### Written task:
What lines of the data include the string "with"? Copy them all.

— Start Material for this task —

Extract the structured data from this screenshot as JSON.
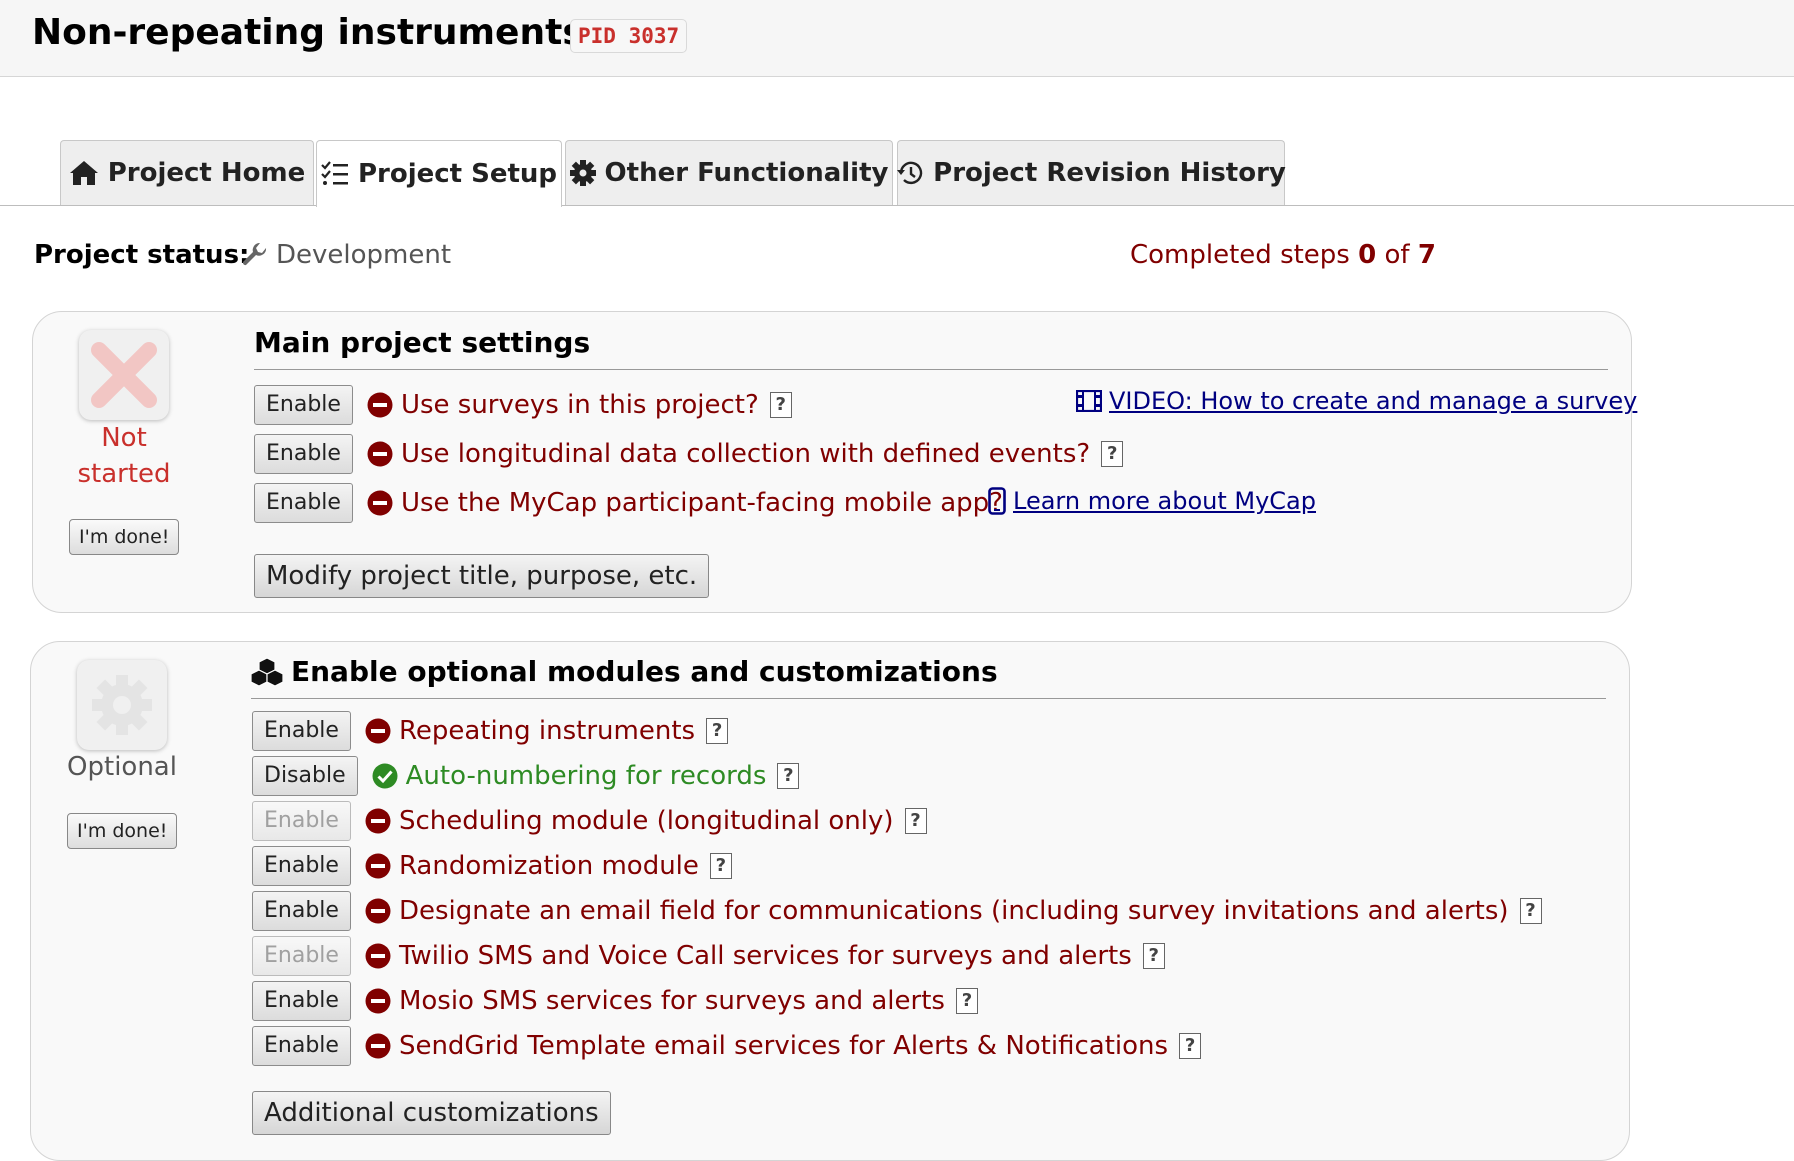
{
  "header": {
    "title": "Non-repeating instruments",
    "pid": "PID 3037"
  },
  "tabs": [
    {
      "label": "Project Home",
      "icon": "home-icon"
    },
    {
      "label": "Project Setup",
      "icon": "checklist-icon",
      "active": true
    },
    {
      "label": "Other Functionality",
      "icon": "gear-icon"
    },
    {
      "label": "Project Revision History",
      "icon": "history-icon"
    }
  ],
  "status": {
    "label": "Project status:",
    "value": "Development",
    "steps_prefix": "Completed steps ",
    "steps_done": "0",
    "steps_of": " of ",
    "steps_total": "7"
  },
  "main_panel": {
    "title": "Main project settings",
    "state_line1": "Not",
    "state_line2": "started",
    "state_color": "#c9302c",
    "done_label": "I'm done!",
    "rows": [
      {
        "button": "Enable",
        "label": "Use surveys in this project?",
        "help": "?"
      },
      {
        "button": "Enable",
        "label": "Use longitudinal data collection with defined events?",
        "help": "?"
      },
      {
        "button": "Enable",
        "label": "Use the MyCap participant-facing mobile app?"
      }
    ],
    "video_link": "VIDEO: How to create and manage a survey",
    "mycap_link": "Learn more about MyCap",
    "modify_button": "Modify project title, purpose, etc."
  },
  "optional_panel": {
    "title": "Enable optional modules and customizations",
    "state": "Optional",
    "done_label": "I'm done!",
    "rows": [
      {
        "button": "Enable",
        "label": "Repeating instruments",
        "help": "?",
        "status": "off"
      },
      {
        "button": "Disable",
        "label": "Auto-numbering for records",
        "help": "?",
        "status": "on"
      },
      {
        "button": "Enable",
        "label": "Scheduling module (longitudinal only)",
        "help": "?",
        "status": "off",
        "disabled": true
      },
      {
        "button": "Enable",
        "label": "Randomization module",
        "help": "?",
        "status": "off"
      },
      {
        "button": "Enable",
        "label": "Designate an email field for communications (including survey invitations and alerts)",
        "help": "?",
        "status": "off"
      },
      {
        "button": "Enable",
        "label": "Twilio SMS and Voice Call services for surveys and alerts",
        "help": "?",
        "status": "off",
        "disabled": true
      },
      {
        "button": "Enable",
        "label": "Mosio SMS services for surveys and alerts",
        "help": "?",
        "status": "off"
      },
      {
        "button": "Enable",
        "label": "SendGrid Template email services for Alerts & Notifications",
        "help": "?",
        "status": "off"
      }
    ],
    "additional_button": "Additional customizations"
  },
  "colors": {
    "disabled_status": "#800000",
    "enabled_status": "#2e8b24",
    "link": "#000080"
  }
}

— End Material for this task —
— Start Material for this task —

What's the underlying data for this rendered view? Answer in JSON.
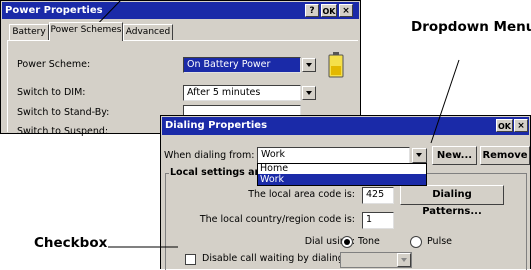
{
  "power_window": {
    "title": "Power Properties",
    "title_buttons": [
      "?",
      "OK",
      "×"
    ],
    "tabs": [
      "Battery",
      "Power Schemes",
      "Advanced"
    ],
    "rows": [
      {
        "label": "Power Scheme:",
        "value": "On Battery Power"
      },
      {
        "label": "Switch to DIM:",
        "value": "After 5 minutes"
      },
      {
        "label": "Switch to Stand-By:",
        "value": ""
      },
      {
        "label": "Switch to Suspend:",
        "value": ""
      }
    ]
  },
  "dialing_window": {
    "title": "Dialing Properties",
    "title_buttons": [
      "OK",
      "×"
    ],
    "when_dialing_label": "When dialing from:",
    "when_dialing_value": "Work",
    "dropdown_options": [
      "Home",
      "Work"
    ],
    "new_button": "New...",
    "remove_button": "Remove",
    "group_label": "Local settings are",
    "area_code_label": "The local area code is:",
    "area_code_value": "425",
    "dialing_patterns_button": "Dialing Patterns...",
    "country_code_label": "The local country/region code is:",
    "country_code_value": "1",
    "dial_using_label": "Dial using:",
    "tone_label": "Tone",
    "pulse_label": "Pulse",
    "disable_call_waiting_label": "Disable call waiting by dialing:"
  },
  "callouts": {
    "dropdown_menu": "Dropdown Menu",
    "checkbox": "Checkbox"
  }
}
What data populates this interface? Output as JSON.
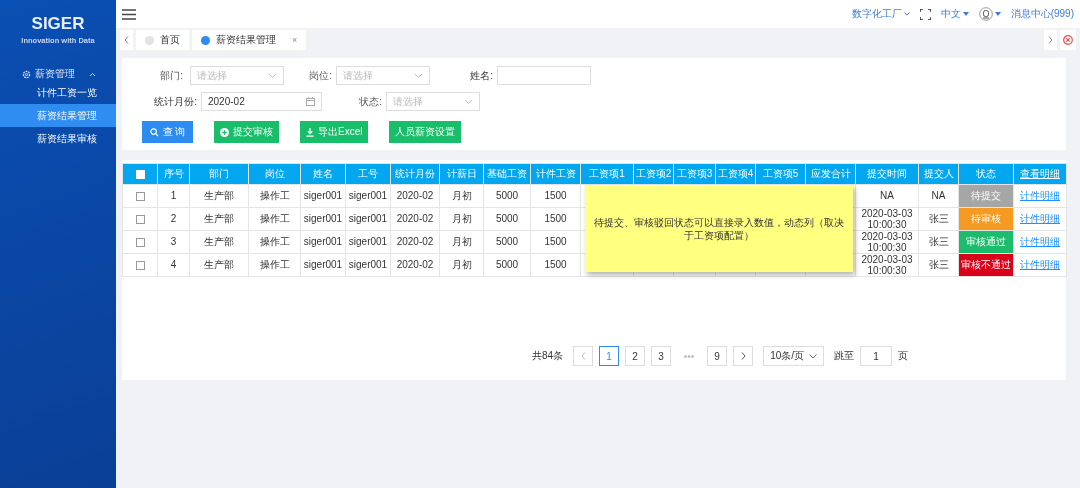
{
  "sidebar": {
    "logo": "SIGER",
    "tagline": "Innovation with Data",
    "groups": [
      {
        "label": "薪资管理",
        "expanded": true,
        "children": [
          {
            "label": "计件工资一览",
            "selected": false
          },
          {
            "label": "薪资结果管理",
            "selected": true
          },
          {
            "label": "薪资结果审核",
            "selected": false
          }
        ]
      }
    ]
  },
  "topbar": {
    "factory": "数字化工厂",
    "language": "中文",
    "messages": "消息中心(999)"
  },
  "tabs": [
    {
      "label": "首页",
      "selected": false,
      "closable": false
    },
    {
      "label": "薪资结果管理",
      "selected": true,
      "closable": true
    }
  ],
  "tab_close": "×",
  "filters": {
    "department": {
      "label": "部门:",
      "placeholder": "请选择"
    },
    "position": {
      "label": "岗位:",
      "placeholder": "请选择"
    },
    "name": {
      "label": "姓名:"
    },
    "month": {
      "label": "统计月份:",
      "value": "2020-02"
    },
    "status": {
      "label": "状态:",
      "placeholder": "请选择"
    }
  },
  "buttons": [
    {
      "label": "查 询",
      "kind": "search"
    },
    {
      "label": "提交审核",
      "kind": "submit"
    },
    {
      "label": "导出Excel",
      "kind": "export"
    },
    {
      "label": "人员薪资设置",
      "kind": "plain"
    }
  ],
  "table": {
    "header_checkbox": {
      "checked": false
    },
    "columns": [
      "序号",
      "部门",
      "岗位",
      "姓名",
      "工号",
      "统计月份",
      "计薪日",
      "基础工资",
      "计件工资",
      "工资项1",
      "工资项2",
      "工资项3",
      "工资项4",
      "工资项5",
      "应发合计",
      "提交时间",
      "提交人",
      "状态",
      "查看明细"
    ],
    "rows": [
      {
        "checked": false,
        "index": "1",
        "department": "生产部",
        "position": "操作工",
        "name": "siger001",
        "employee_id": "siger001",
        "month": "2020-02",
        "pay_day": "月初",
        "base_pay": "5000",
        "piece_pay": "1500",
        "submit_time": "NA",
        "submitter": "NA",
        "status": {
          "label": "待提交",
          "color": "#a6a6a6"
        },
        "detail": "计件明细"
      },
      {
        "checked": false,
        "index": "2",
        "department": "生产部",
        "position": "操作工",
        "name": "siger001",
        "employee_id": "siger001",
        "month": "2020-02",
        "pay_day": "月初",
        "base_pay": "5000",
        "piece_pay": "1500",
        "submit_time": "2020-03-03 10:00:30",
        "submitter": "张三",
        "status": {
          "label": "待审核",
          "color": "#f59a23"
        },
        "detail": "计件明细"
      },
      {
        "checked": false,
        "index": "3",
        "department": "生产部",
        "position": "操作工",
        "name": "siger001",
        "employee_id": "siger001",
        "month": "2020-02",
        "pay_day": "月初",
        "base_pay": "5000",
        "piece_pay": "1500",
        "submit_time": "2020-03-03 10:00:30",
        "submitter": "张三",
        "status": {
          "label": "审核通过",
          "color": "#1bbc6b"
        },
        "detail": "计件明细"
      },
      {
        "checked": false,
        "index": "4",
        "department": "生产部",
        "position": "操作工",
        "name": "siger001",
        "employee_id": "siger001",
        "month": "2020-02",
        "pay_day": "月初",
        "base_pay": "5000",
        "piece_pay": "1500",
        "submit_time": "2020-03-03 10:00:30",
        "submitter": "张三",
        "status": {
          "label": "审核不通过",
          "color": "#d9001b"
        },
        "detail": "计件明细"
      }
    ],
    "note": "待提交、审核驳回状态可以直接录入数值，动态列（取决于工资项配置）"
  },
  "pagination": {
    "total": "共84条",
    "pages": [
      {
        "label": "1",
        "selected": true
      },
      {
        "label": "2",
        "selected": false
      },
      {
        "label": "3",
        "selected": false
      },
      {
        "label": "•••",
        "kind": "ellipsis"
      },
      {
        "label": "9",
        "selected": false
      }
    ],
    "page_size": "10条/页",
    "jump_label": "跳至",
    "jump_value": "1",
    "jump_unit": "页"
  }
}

— End Material for this task —
— Start Material for this task —

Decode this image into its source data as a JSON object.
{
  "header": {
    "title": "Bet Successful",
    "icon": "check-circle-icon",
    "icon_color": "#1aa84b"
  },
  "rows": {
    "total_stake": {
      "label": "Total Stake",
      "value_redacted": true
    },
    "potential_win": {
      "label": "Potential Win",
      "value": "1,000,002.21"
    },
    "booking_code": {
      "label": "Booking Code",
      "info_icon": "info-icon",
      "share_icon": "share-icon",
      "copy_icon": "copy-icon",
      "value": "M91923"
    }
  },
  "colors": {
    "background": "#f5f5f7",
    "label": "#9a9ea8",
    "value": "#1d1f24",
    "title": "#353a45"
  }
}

— End Material for this task —

### Written answer:
        "label": "Use longitudinal data collection with defined events?",
    "tagline": "Innovation with Data",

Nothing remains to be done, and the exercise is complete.